--- START ENTRIES SUPPLIED ---
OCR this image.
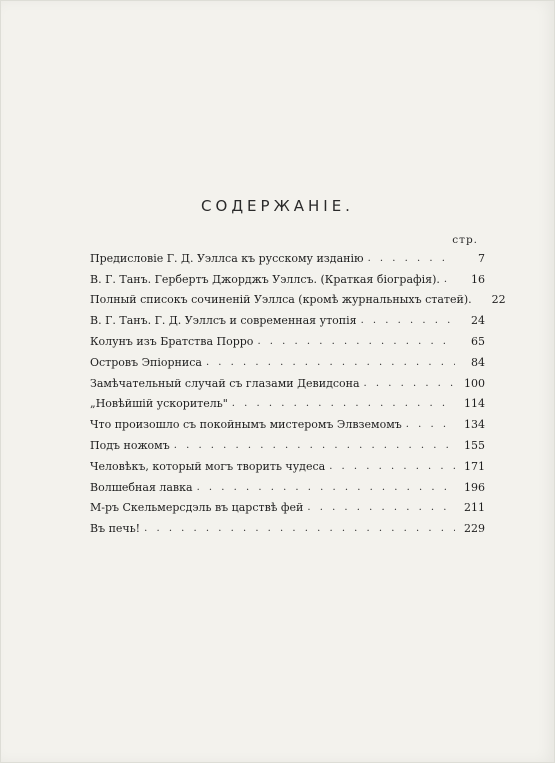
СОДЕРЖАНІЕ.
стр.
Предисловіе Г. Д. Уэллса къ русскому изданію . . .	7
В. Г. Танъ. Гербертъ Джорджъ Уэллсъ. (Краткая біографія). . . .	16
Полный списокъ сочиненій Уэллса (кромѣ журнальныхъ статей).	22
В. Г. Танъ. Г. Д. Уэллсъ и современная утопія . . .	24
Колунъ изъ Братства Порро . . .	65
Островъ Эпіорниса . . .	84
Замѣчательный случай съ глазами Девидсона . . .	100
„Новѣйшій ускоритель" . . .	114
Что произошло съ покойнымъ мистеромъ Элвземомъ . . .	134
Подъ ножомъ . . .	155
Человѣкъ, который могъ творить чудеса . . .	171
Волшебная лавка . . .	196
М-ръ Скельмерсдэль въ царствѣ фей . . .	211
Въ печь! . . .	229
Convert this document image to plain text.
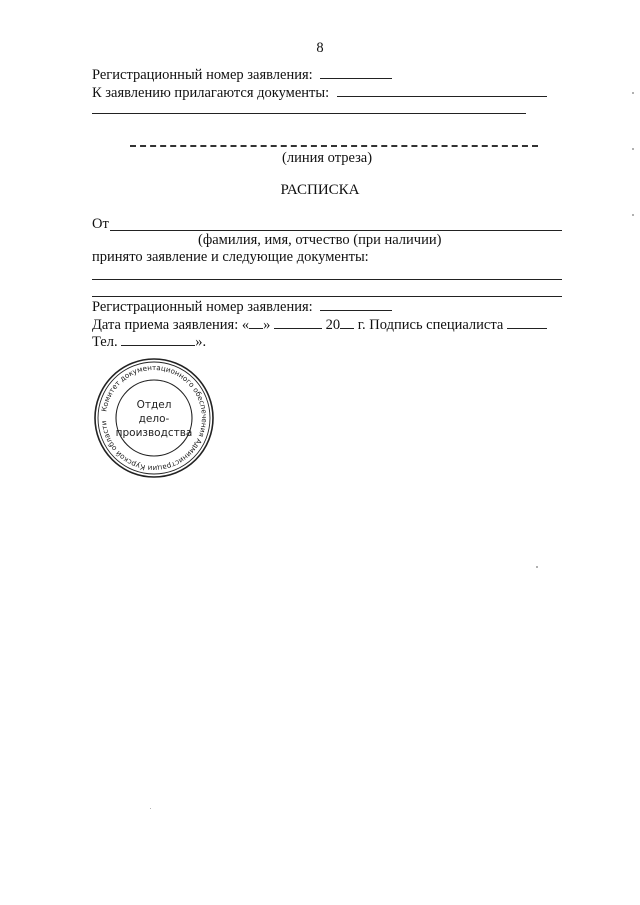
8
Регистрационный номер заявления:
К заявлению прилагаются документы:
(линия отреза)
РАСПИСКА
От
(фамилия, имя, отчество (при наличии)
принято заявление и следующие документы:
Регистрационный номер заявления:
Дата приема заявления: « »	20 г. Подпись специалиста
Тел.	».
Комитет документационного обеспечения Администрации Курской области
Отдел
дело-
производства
--- END ENTRIES SUPPLIED ---
--- START ENTRIES SUPPLIED ---
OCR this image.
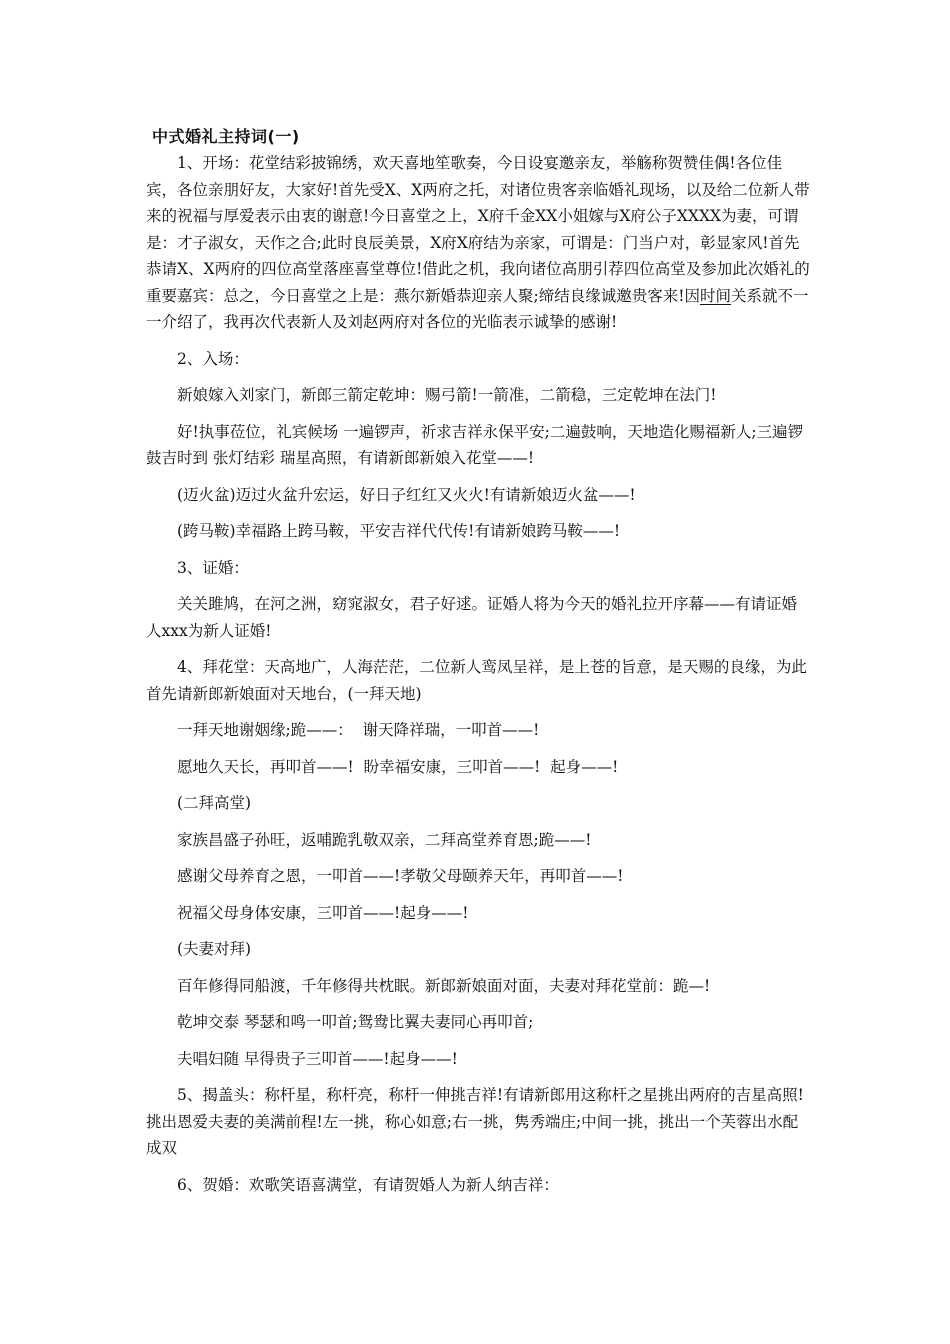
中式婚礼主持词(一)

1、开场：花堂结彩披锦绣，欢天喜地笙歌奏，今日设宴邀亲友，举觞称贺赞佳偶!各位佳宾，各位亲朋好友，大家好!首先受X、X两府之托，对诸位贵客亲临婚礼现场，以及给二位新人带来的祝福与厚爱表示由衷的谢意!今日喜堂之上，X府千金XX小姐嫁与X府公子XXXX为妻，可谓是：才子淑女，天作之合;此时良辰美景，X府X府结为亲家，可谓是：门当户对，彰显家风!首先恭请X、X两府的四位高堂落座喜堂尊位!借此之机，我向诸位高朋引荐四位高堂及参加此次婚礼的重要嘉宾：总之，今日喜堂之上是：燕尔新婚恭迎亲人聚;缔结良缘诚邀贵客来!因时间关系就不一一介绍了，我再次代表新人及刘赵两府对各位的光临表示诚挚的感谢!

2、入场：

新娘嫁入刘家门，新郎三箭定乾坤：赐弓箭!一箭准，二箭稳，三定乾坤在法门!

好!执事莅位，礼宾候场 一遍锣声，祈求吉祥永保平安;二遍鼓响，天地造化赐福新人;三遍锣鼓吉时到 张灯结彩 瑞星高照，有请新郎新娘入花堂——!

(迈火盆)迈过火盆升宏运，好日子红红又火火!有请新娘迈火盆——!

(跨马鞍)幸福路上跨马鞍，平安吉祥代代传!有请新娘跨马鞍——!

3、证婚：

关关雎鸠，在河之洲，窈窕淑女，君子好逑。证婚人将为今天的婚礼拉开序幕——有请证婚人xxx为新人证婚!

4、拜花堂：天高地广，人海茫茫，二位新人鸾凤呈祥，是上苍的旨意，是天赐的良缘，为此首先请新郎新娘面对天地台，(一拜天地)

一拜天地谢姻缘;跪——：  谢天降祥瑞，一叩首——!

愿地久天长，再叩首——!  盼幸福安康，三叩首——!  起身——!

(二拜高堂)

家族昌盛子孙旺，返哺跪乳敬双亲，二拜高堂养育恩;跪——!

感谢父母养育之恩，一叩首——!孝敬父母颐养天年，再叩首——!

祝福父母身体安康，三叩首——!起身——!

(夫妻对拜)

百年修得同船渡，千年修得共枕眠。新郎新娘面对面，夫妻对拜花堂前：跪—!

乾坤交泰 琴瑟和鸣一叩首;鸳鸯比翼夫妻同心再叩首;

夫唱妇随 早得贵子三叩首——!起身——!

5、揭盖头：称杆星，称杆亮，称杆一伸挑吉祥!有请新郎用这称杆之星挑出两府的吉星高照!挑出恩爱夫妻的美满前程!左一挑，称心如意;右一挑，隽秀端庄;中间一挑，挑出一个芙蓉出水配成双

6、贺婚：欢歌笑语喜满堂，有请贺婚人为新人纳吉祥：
--- END ENTRIES SUPPLIED ---
--- START ENTRIES SUPPLIED ---
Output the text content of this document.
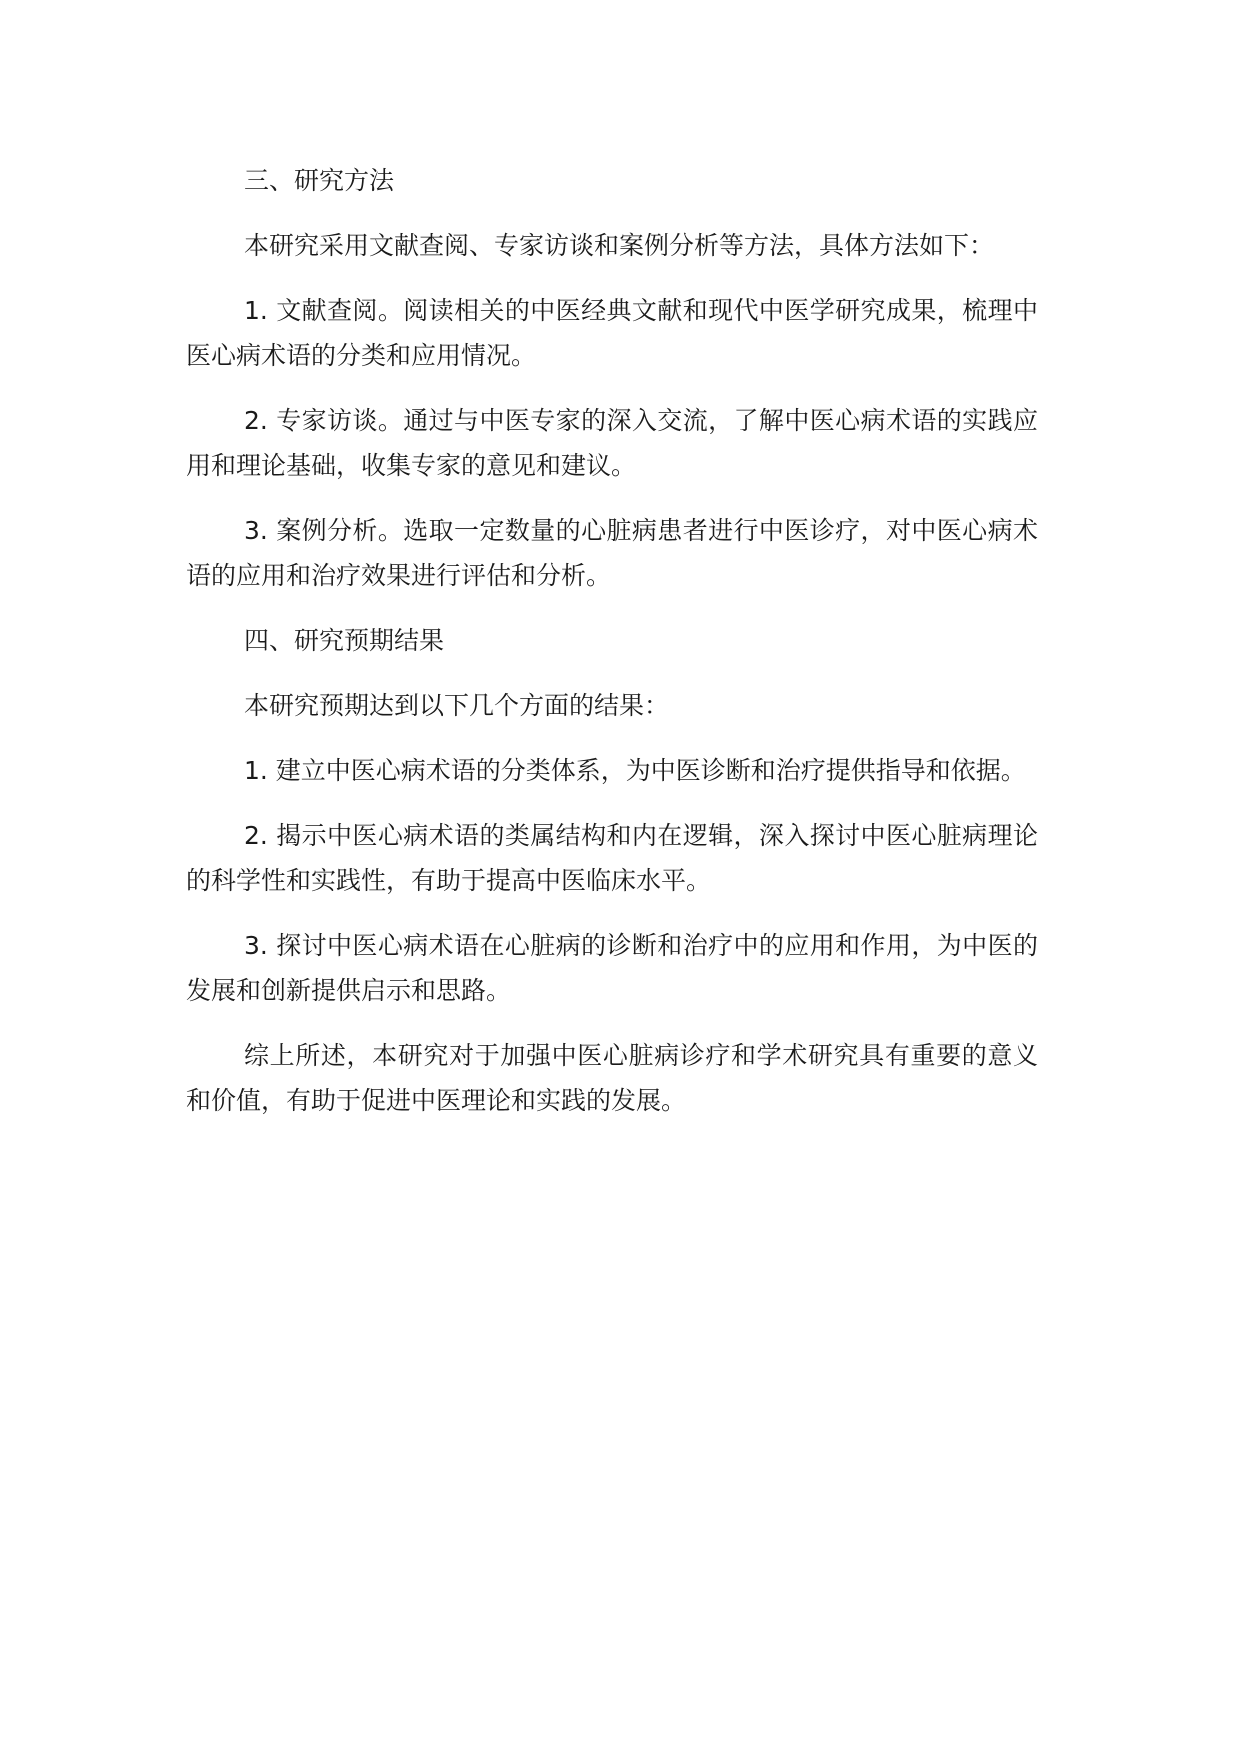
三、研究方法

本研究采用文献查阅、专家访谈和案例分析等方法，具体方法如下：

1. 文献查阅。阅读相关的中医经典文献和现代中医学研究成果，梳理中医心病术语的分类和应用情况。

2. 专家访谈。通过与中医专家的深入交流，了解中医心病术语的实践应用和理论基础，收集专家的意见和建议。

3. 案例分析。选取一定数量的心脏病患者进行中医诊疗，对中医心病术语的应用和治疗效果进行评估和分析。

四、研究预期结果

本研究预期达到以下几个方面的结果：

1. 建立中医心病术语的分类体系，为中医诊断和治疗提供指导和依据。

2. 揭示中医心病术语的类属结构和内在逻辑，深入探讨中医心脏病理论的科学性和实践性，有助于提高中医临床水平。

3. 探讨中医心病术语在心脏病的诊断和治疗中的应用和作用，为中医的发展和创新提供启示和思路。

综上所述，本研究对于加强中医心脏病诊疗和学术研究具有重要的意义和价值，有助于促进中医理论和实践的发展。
--- END ENTRIES SUPPLIED ---
- _DIRECTIONS_
Copy each line from the data above that includes "text".

- _SOLUTION TO THIS TASK_
Convert this document image to plain text.
Output the text content of this document.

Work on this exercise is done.